[Rows]:
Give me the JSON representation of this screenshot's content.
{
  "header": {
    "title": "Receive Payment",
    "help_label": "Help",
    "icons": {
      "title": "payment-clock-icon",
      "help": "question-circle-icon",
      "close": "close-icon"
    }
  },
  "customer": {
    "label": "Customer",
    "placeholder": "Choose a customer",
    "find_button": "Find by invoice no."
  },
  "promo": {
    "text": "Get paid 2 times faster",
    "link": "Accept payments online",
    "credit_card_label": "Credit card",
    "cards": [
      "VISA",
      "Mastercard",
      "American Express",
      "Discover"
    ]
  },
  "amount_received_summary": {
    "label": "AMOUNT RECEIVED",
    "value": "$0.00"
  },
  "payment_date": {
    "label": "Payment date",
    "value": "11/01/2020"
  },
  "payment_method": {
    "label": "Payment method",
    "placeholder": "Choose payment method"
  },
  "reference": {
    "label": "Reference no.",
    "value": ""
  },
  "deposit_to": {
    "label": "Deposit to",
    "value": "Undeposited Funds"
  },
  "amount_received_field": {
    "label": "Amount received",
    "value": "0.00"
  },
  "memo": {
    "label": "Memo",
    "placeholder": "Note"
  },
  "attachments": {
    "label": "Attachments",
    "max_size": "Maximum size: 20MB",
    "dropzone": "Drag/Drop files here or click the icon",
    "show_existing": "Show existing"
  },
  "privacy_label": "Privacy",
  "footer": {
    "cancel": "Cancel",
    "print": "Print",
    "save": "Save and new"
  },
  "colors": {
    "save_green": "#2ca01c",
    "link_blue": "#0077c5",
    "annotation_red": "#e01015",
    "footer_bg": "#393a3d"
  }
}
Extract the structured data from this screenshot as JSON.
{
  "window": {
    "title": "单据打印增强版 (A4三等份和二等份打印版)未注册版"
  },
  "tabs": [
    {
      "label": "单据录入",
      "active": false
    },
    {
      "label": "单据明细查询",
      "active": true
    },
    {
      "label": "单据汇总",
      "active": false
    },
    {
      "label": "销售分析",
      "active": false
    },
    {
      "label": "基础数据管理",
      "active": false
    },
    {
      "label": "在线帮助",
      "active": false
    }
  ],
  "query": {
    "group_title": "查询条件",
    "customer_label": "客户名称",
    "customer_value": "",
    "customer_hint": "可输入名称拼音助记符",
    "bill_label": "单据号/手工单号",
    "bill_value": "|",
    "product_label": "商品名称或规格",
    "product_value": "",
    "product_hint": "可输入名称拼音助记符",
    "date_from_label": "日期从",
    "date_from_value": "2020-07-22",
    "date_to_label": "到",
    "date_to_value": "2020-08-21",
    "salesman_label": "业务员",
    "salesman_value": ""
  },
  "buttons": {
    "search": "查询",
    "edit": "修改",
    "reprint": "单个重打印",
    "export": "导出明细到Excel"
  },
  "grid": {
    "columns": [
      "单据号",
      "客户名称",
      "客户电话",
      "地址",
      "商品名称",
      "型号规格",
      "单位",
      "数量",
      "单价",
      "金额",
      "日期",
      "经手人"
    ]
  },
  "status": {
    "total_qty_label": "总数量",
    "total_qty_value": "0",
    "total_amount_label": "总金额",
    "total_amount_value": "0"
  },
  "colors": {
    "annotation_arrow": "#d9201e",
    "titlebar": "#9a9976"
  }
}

[What to work on]: Send back every record, precisely as written.

[Solution]:
Give me the JSON representation of this screenshot's content.
{
  "header": {
    "title": "Receive Payment",
    "help_label": "Help",
    "icons": {
      "title": "payment-clock-icon",
      "help": "question-circle-icon",
      "close": "close-icon"
    }
  },
  "customer": {
    "label": "Customer",
    "placeholder": "Choose a customer",
    "find_button": "Find by invoice no."
  },
  "promo": {
    "text": "Get paid 2 times faster",
    "link": "Accept payments online",
    "credit_card_label": "Credit card",
    "cards": [
      "VISA",
      "Mastercard",
      "American Express",
      "Discover"
    ]
  },
  "amount_received_summary": {
    "label": "AMOUNT RECEIVED",
    "value": "$0.00"
  },
  "payment_date": {
    "label": "Payment date",
    "value": "11/01/2020"
  },
  "payment_method": {
    "label": "Payment method",
    "placeholder": "Choose payment method"
  },
  "reference": {
    "label": "Reference no.",
    "value": ""
  },
  "deposit_to": {
    "label": "Deposit to",
    "value": "Undeposited Funds"
  },
  "amount_received_field": {
    "label": "Amount received",
    "value": "0.00"
  },
  "memo": {
    "label": "Memo",
    "placeholder": "Note"
  },
  "attachments": {
    "label": "Attachments",
    "max_size": "Maximum size: 20MB",
    "dropzone": "Drag/Drop files here or click the icon",
    "show_existing": "Show existing"
  },
  "privacy_label": "Privacy",
  "footer": {
    "cancel": "Cancel",
    "print": "Print",
    "save": "Save and new"
  },
  "colors": {
    "save_green": "#2ca01c",
    "link_blue": "#0077c5",
    "annotation_red": "#e01015",
    "footer_bg": "#393a3d"
  }
}
Extract the structured data from this screenshot as JSON.
{
  "window": {
    "title": "单据打印增强版 (A4三等份和二等份打印版)未注册版"
  },
  "tabs": [
    {
      "label": "单据录入",
      "active": false
    },
    {
      "label": "单据明细查询",
      "active": true
    },
    {
      "label": "单据汇总",
      "active": false
    },
    {
      "label": "销售分析",
      "active": false
    },
    {
      "label": "基础数据管理",
      "active": false
    },
    {
      "label": "在线帮助",
      "active": false
    }
  ],
  "query": {
    "group_title": "查询条件",
    "customer_label": "客户名称",
    "customer_value": "",
    "customer_hint": "可输入名称拼音助记符",
    "bill_label": "单据号/手工单号",
    "bill_value": "|",
    "product_label": "商品名称或规格",
    "product_value": "",
    "product_hint": "可输入名称拼音助记符",
    "date_from_label": "日期从",
    "date_from_value": "2020-07-22",
    "date_to_label": "到",
    "date_to_value": "2020-08-21",
    "salesman_label": "业务员",
    "salesman_value": ""
  },
  "buttons": {
    "search": "查询",
    "edit": "修改",
    "reprint": "单个重打印",
    "export": "导出明细到Excel"
  },
  "grid": {
    "columns": [
      "单据号",
      "客户名称",
      "客户电话",
      "地址",
      "商品名称",
      "型号规格",
      "单位",
      "数量",
      "单价",
      "金额",
      "日期",
      "经手人"
    ]
  },
  "status": {
    "total_qty_label": "总数量",
    "total_qty_value": "0",
    "total_amount_label": "总金额",
    "total_amount_value": "0"
  },
  "colors": {
    "annotation_arrow": "#d9201e",
    "titlebar": "#9a9976"
  }
}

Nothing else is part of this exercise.